§ Task brief:
Write out the material exactly, with the pictures left out.

★ ★ ★ ★ ★ ★ ★

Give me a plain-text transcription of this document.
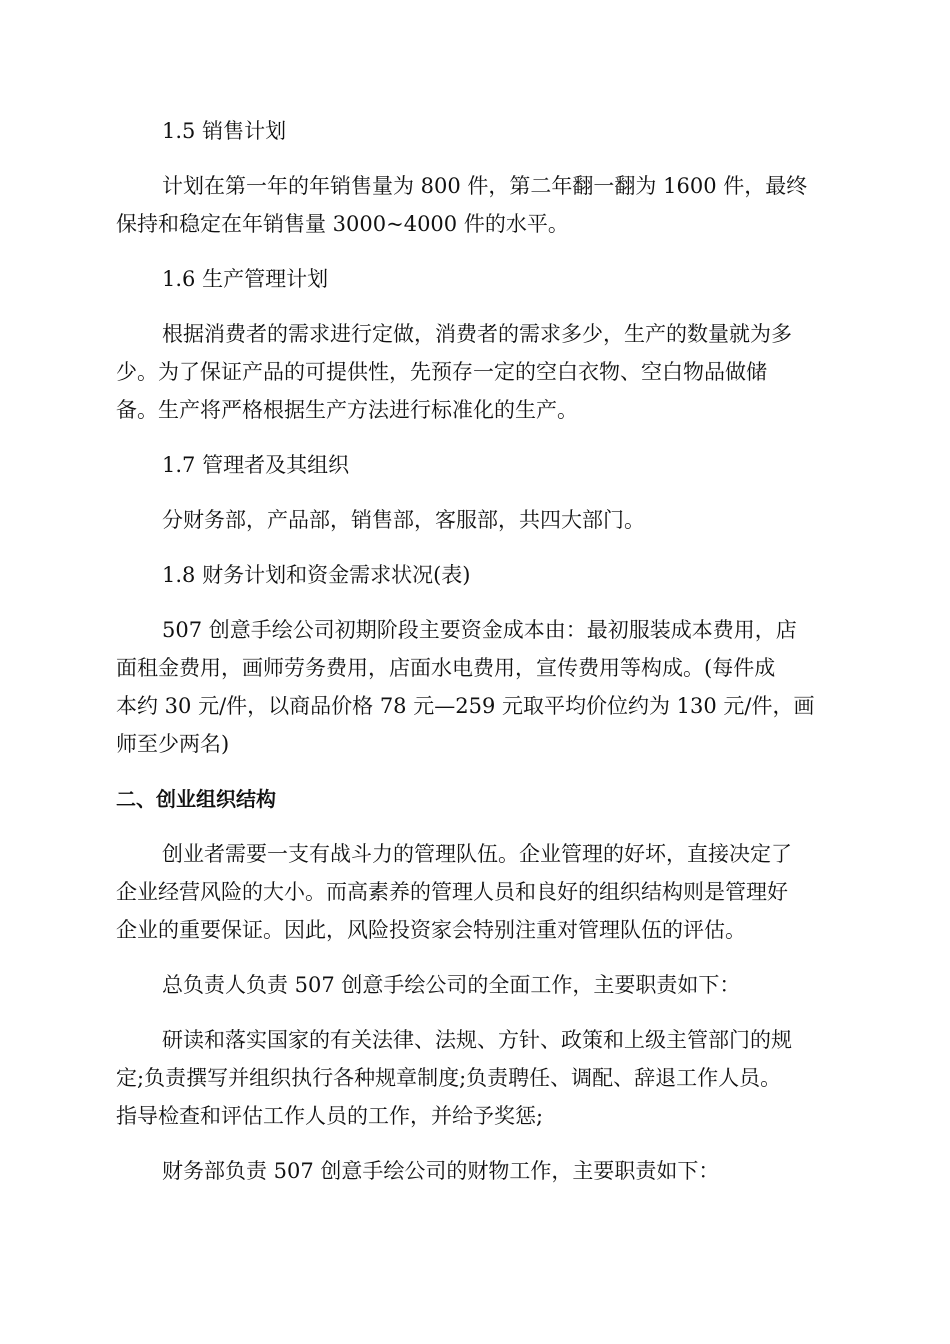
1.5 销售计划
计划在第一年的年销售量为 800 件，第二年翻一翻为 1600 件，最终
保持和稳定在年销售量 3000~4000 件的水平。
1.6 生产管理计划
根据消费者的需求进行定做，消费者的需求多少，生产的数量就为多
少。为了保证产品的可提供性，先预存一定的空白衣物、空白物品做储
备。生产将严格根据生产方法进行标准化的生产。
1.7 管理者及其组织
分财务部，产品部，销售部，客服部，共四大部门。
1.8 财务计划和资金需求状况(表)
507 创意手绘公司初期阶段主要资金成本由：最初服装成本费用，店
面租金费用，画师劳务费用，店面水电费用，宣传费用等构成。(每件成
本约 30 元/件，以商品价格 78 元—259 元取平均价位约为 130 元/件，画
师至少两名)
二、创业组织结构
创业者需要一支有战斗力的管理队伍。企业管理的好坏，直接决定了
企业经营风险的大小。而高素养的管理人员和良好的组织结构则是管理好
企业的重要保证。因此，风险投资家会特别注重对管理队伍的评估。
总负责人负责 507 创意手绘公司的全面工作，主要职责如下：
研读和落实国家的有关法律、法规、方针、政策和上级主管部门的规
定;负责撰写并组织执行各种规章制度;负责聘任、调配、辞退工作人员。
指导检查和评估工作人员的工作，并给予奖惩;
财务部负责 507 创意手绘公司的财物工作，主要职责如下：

★ ★ ★ ★ ★ ★ ★

§ Answer to this task:
Give me a plain-text transcription of this document.
1.5 销售计划
计划在第一年的年销售量为 800 件，第二年翻一翻为 1600 件，最终
保持和稳定在年销售量 3000~4000 件的水平。
1.6 生产管理计划
根据消费者的需求进行定做，消费者的需求多少，生产的数量就为多
少。为了保证产品的可提供性，先预存一定的空白衣物、空白物品做储
备。生产将严格根据生产方法进行标准化的生产。
1.7 管理者及其组织
分财务部，产品部，销售部，客服部，共四大部门。
1.8 财务计划和资金需求状况(表)
507 创意手绘公司初期阶段主要资金成本由：最初服装成本费用，店
面租金费用，画师劳务费用，店面水电费用，宣传费用等构成。(每件成
本约 30 元/件，以商品价格 78 元—259 元取平均价位约为 130 元/件，画
师至少两名)
二、创业组织结构
创业者需要一支有战斗力的管理队伍。企业管理的好坏，直接决定了
企业经营风险的大小。而高素养的管理人员和良好的组织结构则是管理好
企业的重要保证。因此，风险投资家会特别注重对管理队伍的评估。
总负责人负责 507 创意手绘公司的全面工作，主要职责如下：
研读和落实国家的有关法律、法规、方针、政策和上级主管部门的规
定;负责撰写并组织执行各种规章制度;负责聘任、调配、辞退工作人员。
指导检查和评估工作人员的工作，并给予奖惩;
财务部负责 507 创意手绘公司的财物工作，主要职责如下：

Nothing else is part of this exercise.